Tally the lines in the following entries that include the word "ассигнований"; state only the total.

[Data records]
# # # # #

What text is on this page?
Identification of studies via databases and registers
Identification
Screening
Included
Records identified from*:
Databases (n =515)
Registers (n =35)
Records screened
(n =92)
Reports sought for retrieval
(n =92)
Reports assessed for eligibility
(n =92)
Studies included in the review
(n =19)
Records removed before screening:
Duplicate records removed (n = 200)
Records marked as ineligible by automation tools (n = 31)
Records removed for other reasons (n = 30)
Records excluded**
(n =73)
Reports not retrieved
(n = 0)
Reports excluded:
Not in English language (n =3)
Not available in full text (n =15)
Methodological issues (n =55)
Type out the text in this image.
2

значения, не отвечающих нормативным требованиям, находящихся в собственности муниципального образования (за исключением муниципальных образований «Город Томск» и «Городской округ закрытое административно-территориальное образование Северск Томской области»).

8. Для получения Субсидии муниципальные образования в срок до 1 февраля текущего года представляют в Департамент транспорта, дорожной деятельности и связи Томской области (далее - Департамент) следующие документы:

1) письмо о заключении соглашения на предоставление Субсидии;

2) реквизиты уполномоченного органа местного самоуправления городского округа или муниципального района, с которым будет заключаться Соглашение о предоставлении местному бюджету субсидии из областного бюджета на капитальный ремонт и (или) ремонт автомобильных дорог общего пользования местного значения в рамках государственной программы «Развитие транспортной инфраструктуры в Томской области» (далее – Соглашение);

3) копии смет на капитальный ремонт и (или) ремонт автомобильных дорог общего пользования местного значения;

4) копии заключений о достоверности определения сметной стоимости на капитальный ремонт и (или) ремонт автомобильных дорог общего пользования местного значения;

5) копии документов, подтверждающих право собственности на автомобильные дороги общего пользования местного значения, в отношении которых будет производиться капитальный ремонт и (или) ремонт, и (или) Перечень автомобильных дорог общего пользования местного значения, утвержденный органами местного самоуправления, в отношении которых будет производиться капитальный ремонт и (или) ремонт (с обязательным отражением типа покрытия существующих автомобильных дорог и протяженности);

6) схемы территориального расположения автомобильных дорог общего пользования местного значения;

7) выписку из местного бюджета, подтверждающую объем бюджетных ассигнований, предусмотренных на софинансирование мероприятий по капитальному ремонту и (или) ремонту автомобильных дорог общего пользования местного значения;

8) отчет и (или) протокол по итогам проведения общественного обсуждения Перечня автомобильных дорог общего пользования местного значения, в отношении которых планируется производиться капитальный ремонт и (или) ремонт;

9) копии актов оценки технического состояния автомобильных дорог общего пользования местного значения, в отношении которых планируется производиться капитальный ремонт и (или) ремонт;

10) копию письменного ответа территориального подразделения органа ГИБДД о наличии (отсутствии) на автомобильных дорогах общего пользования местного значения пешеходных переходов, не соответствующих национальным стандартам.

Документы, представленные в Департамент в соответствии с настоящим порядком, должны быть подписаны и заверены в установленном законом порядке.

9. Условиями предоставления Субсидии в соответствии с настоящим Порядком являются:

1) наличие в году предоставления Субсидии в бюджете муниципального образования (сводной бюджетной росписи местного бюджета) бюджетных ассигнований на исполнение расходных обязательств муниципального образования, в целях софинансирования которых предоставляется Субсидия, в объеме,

# # # # #

- _EXERCISE OUTPUT_:
2